*EXERCISE TASK:* Reproduce the rows below word for word, starting at the first row and ending at the line that contains "stats-box <box>201 437 390 503</box>", with both of those lines included.

[Collected data entries]
######
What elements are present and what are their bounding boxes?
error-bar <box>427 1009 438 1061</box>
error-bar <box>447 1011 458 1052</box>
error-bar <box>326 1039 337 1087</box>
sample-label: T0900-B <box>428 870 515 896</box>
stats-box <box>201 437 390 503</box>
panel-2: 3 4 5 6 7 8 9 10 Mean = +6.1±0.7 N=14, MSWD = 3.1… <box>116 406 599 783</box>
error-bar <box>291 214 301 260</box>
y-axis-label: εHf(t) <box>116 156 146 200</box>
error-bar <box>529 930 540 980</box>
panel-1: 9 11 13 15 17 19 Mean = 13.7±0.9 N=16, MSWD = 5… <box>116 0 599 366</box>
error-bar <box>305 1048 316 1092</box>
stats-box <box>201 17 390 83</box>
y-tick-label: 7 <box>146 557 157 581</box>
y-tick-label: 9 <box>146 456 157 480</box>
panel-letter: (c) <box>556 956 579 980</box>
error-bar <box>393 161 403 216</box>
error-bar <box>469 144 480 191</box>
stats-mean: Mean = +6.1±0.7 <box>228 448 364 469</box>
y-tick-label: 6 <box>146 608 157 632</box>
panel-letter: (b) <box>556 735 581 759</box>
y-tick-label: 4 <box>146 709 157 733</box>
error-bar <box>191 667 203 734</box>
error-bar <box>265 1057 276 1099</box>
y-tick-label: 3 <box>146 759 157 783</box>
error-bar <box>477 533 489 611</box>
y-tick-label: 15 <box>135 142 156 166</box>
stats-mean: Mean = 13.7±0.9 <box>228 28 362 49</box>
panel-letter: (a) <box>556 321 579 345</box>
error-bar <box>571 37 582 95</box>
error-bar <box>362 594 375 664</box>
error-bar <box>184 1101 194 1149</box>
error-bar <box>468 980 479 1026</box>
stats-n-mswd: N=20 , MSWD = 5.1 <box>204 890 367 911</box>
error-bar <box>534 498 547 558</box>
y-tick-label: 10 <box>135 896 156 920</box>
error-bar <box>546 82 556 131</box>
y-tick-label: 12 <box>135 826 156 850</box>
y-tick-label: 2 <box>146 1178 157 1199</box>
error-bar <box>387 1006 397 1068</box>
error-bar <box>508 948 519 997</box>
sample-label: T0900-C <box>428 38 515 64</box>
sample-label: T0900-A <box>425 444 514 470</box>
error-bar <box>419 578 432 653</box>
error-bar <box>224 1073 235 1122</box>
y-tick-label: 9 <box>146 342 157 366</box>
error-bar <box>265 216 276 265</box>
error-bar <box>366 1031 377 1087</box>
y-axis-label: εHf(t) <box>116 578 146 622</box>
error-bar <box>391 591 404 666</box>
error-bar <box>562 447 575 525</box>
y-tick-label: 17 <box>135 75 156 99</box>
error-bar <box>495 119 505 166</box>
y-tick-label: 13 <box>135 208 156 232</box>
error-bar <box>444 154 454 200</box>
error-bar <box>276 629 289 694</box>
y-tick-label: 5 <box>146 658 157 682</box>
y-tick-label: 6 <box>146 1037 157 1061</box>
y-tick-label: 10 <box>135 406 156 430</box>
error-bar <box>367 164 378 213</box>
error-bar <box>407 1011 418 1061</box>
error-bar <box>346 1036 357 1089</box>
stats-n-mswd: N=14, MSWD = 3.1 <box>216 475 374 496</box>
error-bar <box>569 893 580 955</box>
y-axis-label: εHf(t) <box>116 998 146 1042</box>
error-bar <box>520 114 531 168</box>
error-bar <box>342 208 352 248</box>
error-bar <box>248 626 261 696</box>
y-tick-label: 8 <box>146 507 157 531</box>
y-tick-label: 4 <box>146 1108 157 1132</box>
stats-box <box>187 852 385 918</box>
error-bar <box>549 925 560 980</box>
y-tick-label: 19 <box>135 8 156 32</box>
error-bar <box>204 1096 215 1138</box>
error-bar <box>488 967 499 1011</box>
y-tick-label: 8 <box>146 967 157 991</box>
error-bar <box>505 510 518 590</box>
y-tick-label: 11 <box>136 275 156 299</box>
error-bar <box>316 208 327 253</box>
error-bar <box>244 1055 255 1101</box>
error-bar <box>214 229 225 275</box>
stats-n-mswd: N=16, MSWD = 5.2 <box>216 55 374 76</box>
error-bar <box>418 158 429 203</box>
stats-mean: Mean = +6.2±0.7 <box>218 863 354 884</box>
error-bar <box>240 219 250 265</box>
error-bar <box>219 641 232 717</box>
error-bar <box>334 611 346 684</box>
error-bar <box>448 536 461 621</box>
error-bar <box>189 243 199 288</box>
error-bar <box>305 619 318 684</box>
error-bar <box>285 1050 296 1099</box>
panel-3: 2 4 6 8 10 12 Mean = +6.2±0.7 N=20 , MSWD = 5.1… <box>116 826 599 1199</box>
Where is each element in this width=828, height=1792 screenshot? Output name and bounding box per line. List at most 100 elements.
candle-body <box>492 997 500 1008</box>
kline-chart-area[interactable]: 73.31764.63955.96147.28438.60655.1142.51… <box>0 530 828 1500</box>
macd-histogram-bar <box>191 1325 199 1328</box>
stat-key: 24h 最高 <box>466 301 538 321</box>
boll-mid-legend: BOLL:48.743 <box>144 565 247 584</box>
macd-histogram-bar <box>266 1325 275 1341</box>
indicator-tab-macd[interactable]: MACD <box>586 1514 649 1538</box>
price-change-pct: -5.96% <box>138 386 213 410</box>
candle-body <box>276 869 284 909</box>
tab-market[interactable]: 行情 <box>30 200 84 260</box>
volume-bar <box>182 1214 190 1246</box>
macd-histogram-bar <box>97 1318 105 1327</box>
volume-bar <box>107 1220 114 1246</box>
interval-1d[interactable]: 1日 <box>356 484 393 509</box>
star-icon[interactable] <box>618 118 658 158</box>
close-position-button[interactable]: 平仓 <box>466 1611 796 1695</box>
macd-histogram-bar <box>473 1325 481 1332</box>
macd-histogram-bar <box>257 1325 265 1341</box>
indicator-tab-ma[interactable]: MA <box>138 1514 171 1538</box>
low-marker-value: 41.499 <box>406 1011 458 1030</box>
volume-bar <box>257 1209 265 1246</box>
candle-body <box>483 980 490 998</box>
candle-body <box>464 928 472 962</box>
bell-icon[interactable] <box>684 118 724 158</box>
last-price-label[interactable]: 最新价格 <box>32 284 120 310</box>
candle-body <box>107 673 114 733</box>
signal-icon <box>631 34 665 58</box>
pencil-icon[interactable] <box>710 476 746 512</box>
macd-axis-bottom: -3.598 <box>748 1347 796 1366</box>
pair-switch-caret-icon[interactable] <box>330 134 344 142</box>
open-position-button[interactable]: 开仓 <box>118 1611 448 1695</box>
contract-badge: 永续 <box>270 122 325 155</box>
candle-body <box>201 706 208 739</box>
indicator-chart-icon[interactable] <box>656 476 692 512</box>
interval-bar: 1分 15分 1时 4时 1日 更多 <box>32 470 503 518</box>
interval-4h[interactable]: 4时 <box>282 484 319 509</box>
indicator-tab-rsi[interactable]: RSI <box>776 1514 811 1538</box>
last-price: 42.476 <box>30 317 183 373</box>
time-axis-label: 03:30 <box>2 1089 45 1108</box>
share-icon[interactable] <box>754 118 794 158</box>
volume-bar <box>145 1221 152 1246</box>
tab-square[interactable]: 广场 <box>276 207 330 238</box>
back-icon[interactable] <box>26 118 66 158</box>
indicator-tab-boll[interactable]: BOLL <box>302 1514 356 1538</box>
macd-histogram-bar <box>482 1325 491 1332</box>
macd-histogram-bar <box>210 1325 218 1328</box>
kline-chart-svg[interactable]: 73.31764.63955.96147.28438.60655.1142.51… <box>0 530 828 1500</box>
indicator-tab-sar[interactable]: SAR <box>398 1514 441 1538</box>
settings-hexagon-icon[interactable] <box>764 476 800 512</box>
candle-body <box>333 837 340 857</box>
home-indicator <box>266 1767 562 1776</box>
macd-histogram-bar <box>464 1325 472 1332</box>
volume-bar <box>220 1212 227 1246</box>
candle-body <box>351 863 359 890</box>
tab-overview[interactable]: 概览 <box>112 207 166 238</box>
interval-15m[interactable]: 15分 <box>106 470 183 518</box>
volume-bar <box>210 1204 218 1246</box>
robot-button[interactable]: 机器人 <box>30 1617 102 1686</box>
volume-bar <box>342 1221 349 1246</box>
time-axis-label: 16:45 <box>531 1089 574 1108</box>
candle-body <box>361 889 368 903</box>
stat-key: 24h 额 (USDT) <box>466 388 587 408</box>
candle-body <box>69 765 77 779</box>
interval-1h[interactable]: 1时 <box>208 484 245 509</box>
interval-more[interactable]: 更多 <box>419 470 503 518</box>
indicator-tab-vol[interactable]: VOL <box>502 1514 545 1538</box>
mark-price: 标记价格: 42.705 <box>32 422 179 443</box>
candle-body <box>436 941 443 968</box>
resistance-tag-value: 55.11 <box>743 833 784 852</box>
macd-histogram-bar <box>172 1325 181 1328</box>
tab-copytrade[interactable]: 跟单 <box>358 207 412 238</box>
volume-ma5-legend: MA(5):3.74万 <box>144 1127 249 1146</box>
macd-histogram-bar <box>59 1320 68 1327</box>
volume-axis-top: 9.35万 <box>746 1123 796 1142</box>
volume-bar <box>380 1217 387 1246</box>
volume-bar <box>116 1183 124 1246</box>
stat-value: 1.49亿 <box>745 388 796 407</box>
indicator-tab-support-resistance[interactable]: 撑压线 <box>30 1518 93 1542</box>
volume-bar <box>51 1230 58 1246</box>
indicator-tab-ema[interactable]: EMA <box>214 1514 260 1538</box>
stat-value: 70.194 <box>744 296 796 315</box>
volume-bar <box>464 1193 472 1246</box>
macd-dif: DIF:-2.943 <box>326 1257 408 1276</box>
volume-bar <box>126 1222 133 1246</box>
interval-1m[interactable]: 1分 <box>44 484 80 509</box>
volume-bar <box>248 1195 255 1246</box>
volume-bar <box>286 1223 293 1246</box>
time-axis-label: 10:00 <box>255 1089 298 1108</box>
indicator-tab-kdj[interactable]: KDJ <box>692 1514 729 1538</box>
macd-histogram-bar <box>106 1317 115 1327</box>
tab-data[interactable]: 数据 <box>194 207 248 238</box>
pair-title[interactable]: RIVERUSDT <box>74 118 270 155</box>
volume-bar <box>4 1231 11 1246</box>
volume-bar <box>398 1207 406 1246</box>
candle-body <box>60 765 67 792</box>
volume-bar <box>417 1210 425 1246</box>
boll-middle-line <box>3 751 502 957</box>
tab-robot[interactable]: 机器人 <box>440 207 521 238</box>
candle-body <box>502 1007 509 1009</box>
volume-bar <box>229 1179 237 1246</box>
######
*SOLVED EXERCISE:*
What elements are present and what are their bounding boxes?
error-bar <box>427 1009 438 1061</box>
error-bar <box>447 1011 458 1052</box>
error-bar <box>326 1039 337 1087</box>
sample-label: T0900-B <box>428 870 515 896</box>
stats-box <box>201 437 390 503</box>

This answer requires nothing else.